* [WHAT THE EXERCISE ASKS]:
Records follow. Select each line holding "content".

* [DATA ENTRIES]:
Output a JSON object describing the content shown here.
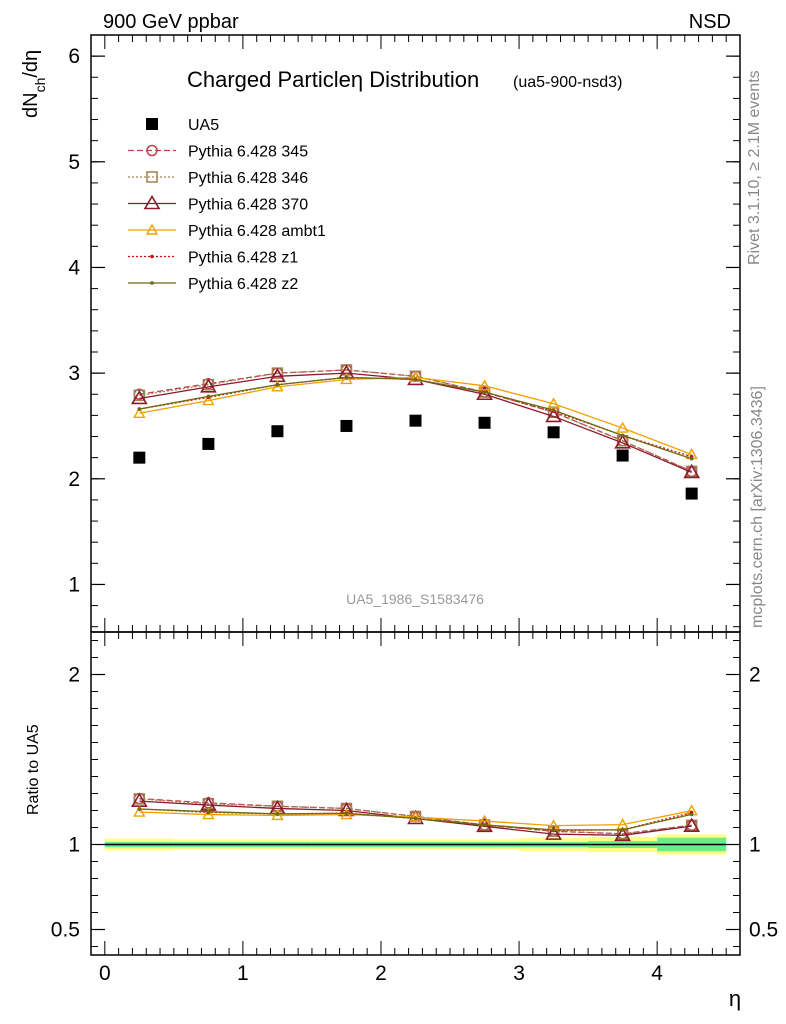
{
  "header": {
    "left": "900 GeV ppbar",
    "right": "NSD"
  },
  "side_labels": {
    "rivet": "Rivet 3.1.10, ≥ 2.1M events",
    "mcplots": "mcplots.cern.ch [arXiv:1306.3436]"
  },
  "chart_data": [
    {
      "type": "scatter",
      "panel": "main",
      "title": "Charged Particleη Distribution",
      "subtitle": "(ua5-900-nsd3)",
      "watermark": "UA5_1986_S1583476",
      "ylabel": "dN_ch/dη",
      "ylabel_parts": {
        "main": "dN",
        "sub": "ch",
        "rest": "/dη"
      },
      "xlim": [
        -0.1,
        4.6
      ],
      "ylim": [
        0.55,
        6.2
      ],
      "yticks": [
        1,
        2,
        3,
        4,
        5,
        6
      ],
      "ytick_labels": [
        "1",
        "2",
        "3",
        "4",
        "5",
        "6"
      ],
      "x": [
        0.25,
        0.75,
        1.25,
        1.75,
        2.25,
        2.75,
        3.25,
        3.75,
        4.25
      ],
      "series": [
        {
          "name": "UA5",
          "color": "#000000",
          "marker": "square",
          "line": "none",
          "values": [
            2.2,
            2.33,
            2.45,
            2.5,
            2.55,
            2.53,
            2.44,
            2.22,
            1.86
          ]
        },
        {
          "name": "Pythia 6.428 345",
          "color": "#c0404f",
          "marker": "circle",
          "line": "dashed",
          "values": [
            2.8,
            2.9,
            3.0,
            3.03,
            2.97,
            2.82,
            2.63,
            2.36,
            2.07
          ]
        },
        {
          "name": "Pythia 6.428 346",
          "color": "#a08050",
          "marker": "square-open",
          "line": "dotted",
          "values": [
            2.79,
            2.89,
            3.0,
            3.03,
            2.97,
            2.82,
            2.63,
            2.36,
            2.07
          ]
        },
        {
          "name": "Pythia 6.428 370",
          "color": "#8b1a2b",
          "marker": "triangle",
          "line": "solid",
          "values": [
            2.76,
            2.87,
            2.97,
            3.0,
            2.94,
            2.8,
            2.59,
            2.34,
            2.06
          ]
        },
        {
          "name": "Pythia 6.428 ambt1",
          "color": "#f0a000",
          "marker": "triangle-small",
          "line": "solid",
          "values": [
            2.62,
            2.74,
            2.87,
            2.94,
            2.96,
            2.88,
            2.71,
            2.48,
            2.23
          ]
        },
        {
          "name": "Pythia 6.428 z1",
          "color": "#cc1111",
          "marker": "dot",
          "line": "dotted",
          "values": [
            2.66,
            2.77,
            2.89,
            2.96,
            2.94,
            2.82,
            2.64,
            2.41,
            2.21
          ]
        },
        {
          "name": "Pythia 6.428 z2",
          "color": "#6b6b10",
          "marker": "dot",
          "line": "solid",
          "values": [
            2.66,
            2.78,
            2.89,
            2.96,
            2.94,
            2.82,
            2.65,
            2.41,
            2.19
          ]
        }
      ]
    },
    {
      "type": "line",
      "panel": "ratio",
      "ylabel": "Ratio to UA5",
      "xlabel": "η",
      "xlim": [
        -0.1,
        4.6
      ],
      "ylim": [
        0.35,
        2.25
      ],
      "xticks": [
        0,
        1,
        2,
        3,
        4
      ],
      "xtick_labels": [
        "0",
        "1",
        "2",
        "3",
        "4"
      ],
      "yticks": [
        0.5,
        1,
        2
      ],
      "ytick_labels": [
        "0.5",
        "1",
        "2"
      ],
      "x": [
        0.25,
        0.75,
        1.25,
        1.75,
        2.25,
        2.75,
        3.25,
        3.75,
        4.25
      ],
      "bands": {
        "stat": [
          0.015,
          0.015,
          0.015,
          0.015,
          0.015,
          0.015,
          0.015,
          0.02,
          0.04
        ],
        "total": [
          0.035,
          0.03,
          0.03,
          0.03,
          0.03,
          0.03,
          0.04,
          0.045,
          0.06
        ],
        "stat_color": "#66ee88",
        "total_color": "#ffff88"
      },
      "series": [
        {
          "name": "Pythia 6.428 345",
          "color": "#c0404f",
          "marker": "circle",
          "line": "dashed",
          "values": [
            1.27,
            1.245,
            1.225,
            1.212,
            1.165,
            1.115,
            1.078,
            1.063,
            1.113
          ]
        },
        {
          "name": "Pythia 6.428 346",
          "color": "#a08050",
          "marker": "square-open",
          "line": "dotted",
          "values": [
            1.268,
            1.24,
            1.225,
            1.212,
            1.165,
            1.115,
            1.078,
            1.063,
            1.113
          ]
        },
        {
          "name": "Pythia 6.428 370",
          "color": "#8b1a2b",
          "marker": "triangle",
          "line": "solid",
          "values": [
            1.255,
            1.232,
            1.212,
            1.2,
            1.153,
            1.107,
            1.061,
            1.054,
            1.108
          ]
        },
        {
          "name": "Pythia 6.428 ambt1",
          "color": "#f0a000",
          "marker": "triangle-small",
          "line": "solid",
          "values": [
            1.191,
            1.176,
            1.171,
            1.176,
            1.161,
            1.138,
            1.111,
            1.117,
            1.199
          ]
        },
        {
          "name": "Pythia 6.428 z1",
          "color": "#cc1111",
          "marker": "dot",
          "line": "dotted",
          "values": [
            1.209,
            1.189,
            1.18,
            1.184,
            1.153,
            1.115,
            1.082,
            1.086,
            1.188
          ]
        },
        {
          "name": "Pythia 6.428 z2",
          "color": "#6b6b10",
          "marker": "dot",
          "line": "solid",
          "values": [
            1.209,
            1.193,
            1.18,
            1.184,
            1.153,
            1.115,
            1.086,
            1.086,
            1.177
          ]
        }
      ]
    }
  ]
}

...

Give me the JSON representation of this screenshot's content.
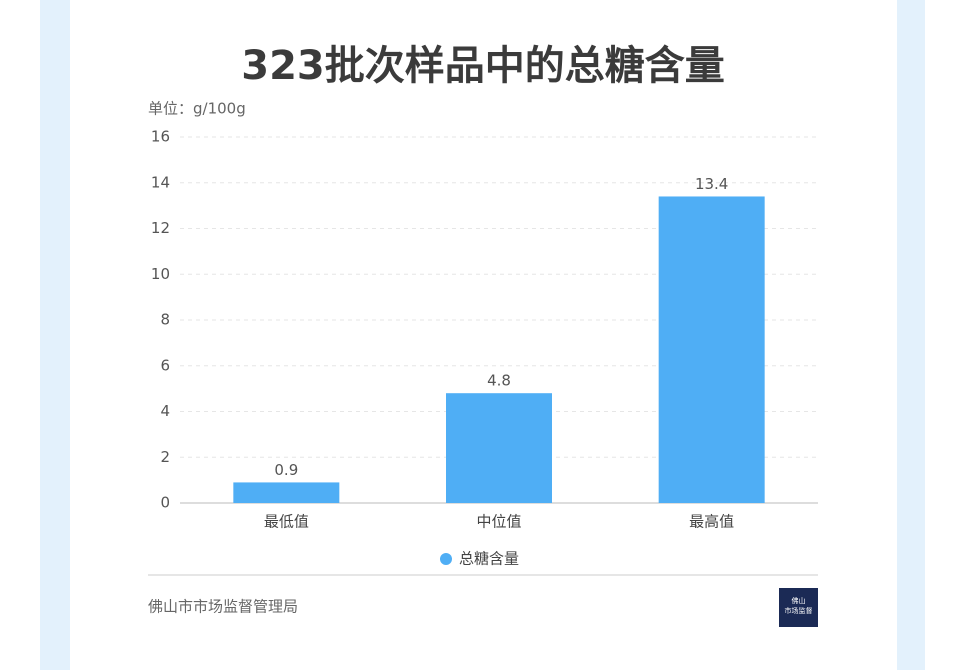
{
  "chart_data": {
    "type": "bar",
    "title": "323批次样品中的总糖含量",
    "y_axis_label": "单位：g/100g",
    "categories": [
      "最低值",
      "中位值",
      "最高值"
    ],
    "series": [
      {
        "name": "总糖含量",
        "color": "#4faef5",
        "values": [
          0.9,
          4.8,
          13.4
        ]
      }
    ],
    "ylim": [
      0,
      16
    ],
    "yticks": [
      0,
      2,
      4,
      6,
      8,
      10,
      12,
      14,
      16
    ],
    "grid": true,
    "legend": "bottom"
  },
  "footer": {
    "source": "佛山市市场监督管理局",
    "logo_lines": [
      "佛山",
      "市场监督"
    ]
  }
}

* [TASK RESPONSE]:
Output a JSON object describing the content shown here.
Give me the JSON representation of this screenshot's content.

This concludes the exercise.